[What the exercise asks]
Filter the entries below, keeping every line that has the word "DEPARTAMENTO".

Collected data:

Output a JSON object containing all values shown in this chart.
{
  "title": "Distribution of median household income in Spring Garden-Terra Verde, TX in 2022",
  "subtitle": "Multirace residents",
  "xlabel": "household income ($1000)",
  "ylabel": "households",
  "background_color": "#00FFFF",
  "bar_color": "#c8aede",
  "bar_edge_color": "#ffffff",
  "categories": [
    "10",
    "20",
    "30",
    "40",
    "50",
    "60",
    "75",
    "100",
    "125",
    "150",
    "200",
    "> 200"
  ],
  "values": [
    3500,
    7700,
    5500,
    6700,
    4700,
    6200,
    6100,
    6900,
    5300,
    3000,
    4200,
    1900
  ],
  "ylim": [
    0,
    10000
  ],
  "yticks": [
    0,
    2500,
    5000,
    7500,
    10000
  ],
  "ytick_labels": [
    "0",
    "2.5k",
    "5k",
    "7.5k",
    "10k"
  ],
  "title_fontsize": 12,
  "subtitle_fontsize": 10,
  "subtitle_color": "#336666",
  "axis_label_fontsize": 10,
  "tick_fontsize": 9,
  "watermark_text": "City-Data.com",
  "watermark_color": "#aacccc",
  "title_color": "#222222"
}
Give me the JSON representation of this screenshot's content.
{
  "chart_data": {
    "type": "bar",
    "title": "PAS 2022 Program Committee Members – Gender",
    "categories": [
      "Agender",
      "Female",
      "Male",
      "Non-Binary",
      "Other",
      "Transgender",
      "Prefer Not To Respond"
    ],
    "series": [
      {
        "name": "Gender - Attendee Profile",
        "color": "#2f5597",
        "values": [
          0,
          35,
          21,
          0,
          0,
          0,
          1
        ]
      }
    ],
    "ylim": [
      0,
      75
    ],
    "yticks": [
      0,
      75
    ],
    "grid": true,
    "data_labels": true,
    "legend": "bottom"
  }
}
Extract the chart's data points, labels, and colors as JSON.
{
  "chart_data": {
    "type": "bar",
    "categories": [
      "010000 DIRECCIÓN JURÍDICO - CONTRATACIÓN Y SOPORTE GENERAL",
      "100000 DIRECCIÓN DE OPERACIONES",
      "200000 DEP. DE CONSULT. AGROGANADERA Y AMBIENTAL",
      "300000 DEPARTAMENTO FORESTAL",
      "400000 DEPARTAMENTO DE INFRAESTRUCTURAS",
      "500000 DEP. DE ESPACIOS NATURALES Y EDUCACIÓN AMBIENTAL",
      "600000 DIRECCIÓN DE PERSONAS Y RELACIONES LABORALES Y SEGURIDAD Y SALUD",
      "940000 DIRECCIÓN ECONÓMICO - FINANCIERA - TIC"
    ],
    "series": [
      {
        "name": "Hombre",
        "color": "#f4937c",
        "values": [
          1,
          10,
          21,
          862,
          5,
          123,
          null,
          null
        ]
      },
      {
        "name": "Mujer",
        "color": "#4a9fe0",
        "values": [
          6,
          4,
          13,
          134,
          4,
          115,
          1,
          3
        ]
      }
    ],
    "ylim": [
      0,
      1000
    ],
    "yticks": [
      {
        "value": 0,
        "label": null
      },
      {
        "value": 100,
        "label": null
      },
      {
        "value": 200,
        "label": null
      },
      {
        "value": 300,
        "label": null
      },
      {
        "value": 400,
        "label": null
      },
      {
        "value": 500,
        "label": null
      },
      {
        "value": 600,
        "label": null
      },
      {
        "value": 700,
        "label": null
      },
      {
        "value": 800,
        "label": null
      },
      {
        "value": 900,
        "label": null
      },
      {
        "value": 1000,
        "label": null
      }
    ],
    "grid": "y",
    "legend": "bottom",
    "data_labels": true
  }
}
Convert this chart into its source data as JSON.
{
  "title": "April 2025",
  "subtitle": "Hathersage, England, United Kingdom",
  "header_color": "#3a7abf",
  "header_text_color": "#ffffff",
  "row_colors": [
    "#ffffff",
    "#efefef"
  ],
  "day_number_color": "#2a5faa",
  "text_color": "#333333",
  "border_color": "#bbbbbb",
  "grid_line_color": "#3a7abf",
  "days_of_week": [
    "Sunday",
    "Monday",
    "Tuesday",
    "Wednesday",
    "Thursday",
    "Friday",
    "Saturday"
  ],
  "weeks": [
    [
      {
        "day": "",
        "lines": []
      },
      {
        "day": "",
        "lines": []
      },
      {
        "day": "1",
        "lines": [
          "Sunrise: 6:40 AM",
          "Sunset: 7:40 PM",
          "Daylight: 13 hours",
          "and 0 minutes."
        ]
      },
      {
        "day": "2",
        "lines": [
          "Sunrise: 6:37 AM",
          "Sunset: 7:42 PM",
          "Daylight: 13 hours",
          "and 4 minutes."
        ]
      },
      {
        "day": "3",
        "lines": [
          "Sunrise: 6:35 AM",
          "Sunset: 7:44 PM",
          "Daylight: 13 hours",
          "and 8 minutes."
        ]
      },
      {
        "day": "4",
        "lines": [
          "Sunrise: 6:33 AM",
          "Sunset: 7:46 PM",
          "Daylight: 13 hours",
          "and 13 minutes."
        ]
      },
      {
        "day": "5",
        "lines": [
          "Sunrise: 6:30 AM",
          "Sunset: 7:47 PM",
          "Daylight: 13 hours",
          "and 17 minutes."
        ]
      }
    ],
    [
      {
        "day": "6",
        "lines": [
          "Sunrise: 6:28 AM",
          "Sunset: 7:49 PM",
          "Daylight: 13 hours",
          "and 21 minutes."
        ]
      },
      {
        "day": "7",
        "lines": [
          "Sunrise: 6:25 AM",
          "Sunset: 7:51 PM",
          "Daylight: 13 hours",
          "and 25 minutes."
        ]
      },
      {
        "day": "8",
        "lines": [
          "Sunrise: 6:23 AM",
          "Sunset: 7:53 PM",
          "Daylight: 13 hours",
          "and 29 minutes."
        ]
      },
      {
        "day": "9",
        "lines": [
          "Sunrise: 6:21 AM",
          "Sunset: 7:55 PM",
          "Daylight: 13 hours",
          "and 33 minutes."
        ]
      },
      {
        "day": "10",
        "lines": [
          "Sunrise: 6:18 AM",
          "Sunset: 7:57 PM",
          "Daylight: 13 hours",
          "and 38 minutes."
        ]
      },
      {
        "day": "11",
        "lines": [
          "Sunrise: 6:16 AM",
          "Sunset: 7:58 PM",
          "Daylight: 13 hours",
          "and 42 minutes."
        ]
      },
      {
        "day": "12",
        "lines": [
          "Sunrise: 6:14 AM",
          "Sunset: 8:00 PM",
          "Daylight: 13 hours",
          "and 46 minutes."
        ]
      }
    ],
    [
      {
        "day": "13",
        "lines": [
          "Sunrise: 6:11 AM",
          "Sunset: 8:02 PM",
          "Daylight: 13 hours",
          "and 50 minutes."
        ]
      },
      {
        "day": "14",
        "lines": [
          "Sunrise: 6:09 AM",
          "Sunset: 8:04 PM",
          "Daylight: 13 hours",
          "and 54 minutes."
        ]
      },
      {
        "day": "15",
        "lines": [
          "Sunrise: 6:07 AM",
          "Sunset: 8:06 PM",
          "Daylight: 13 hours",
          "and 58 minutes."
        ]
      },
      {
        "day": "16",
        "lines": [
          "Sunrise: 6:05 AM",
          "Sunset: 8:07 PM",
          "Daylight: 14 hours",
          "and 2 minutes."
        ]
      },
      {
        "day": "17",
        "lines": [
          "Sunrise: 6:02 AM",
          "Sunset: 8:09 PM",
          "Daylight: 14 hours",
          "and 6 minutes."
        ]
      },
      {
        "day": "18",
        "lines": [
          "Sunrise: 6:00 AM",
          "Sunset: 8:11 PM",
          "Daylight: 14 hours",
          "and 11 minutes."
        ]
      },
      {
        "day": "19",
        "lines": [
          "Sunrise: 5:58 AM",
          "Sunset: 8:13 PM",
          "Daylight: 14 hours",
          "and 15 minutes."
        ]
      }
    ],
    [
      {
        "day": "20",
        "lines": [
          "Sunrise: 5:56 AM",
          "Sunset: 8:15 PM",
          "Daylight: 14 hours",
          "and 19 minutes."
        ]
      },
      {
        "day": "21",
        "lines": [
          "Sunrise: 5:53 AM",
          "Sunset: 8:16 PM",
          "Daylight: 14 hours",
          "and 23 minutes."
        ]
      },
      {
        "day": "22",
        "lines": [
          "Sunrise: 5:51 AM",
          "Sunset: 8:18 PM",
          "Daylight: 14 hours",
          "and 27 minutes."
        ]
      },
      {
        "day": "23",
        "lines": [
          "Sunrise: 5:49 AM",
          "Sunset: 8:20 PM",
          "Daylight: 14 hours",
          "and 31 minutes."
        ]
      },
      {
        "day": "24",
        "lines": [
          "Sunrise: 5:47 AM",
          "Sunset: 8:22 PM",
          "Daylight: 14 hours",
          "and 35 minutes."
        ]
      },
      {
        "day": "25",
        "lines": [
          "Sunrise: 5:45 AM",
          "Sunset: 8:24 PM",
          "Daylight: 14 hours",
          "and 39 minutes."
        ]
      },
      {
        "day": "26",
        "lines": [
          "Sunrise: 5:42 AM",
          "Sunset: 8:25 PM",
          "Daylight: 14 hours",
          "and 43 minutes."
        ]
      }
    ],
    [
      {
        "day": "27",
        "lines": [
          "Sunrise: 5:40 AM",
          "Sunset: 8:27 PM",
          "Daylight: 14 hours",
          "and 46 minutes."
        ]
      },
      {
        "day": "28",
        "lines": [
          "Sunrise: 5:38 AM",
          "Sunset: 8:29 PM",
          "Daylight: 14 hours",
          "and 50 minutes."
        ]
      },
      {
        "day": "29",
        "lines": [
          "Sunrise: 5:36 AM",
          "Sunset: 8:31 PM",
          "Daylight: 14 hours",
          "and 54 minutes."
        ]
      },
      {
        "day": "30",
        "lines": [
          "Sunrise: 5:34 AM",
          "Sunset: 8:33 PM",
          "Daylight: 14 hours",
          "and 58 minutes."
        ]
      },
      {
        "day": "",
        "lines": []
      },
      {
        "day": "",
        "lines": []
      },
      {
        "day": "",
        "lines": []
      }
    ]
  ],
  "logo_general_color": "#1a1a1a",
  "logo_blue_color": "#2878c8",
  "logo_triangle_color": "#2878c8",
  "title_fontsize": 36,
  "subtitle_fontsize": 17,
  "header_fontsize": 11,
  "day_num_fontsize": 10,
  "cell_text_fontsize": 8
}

[Exercise answer]
      "300000 DEPARTAMENTO FORESTAL",
      "400000 DEPARTAMENTO DE INFRAESTRUCTURAS",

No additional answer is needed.